::: Records for this exercise
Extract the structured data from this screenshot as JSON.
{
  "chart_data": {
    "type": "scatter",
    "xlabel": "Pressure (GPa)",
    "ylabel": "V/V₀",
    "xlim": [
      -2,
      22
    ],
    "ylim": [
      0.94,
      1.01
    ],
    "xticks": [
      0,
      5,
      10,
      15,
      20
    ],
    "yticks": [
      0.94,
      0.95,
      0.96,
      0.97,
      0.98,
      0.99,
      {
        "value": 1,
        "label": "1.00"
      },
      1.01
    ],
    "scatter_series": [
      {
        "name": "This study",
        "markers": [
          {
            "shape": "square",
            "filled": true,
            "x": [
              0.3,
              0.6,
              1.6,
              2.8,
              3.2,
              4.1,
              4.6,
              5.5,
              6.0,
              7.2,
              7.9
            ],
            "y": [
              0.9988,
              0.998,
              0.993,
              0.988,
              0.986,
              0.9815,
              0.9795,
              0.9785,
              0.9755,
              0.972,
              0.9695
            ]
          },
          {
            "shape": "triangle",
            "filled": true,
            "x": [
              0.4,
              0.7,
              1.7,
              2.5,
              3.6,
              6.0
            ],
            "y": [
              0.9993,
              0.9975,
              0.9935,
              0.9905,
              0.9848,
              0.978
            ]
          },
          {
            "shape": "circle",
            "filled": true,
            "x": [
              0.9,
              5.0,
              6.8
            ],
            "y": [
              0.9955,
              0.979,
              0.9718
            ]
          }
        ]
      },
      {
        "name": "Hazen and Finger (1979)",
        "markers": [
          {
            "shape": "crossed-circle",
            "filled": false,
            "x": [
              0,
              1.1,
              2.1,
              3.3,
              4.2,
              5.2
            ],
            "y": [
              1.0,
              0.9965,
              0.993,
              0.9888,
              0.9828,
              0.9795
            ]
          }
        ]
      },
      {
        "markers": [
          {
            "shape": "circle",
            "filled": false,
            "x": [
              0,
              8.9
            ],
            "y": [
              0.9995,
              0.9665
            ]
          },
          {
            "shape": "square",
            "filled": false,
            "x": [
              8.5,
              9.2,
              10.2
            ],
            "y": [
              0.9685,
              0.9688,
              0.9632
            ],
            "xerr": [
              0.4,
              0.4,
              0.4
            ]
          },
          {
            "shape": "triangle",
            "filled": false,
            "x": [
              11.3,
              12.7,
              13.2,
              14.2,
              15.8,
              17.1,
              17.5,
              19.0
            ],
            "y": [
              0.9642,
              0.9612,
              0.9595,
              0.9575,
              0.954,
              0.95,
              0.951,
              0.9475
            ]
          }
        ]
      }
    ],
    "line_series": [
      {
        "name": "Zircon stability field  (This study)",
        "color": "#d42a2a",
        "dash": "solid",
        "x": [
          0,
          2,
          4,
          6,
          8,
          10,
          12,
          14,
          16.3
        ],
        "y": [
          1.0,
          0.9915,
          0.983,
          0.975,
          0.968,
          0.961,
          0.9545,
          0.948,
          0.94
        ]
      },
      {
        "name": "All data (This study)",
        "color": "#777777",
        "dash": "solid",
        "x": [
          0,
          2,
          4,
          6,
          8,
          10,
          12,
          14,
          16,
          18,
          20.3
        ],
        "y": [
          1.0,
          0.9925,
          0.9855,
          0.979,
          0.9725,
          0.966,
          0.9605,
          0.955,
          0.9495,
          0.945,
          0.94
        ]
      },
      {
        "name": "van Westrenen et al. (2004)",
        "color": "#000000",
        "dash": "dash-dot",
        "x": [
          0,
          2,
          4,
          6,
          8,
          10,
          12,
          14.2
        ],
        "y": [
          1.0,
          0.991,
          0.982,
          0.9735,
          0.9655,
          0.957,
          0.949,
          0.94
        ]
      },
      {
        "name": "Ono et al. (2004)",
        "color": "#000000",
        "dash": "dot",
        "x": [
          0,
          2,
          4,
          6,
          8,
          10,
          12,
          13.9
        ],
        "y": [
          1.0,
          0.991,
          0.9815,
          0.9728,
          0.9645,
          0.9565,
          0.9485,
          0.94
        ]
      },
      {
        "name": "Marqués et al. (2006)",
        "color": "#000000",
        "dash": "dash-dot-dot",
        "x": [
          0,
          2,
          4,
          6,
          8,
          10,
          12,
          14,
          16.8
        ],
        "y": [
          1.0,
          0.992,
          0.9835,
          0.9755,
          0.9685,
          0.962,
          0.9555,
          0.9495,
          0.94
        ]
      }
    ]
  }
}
::::::
Print all of the data exactly as it was given.

> **Full output**:
Extract the structured data from this screenshot as JSON.
{
  "chart_data": {
    "type": "scatter",
    "xlabel": "Pressure (GPa)",
    "ylabel": "V/V₀",
    "xlim": [
      -2,
      22
    ],
    "ylim": [
      0.94,
      1.01
    ],
    "xticks": [
      0,
      5,
      10,
      15,
      20
    ],
    "yticks": [
      0.94,
      0.95,
      0.96,
      0.97,
      0.98,
      0.99,
      {
        "value": 1,
        "label": "1.00"
      },
      1.01
    ],
    "scatter_series": [
      {
        "name": "This study",
        "markers": [
          {
            "shape": "square",
            "filled": true,
            "x": [
              0.3,
              0.6,
              1.6,
              2.8,
              3.2,
              4.1,
              4.6,
              5.5,
              6.0,
              7.2,
              7.9
            ],
            "y": [
              0.9988,
              0.998,
              0.993,
              0.988,
              0.986,
              0.9815,
              0.9795,
              0.9785,
              0.9755,
              0.972,
              0.9695
            ]
          },
          {
            "shape": "triangle",
            "filled": true,
            "x": [
              0.4,
              0.7,
              1.7,
              2.5,
              3.6,
              6.0
            ],
            "y": [
              0.9993,
              0.9975,
              0.9935,
              0.9905,
              0.9848,
              0.978
            ]
          },
          {
            "shape": "circle",
            "filled": true,
            "x": [
              0.9,
              5.0,
              6.8
            ],
            "y": [
              0.9955,
              0.979,
              0.9718
            ]
          }
        ]
      },
      {
        "name": "Hazen and Finger (1979)",
        "markers": [
          {
            "shape": "crossed-circle",
            "filled": false,
            "x": [
              0,
              1.1,
              2.1,
              3.3,
              4.2,
              5.2
            ],
            "y": [
              1.0,
              0.9965,
              0.993,
              0.9888,
              0.9828,
              0.9795
            ]
          }
        ]
      },
      {
        "markers": [
          {
            "shape": "circle",
            "filled": false,
            "x": [
              0,
              8.9
            ],
            "y": [
              0.9995,
              0.9665
            ]
          },
          {
            "shape": "square",
            "filled": false,
            "x": [
              8.5,
              9.2,
              10.2
            ],
            "y": [
              0.9685,
              0.9688,
              0.9632
            ],
            "xerr": [
              0.4,
              0.4,
              0.4
            ]
          },
          {
            "shape": "triangle",
            "filled": false,
            "x": [
              11.3,
              12.7,
              13.2,
              14.2,
              15.8,
              17.1,
              17.5,
              19.0
            ],
            "y": [
              0.9642,
              0.9612,
              0.9595,
              0.9575,
              0.954,
              0.95,
              0.951,
              0.9475
            ]
          }
        ]
      }
    ],
    "line_series": [
      {
        "name": "Zircon stability field  (This study)",
        "color": "#d42a2a",
        "dash": "solid",
        "x": [
          0,
          2,
          4,
          6,
          8,
          10,
          12,
          14,
          16.3
        ],
        "y": [
          1.0,
          0.9915,
          0.983,
          0.975,
          0.968,
          0.961,
          0.9545,
          0.948,
          0.94
        ]
      },
      {
        "name": "All data (This study)",
        "color": "#777777",
        "dash": "solid",
        "x": [
          0,
          2,
          4,
          6,
          8,
          10,
          12,
          14,
          16,
          18,
          20.3
        ],
        "y": [
          1.0,
          0.9925,
          0.9855,
          0.979,
          0.9725,
          0.966,
          0.9605,
          0.955,
          0.9495,
          0.945,
          0.94
        ]
      },
      {
        "name": "van Westrenen et al. (2004)",
        "color": "#000000",
        "dash": "dash-dot",
        "x": [
          0,
          2,
          4,
          6,
          8,
          10,
          12,
          14.2
        ],
        "y": [
          1.0,
          0.991,
          0.982,
          0.9735,
          0.9655,
          0.957,
          0.949,
          0.94
        ]
      },
      {
        "name": "Ono et al. (2004)",
        "color": "#000000",
        "dash": "dot",
        "x": [
          0,
          2,
          4,
          6,
          8,
          10,
          12,
          13.9
        ],
        "y": [
          1.0,
          0.991,
          0.9815,
          0.9728,
          0.9645,
          0.9565,
          0.9485,
          0.94
        ]
      },
      {
        "name": "Marqués et al. (2006)",
        "color": "#000000",
        "dash": "dash-dot-dot",
        "x": [
          0,
          2,
          4,
          6,
          8,
          10,
          12,
          14,
          16.8
        ],
        "y": [
          1.0,
          0.992,
          0.9835,
          0.9755,
          0.9685,
          0.962,
          0.9555,
          0.9495,
          0.94
        ]
      }
    ]
  }
}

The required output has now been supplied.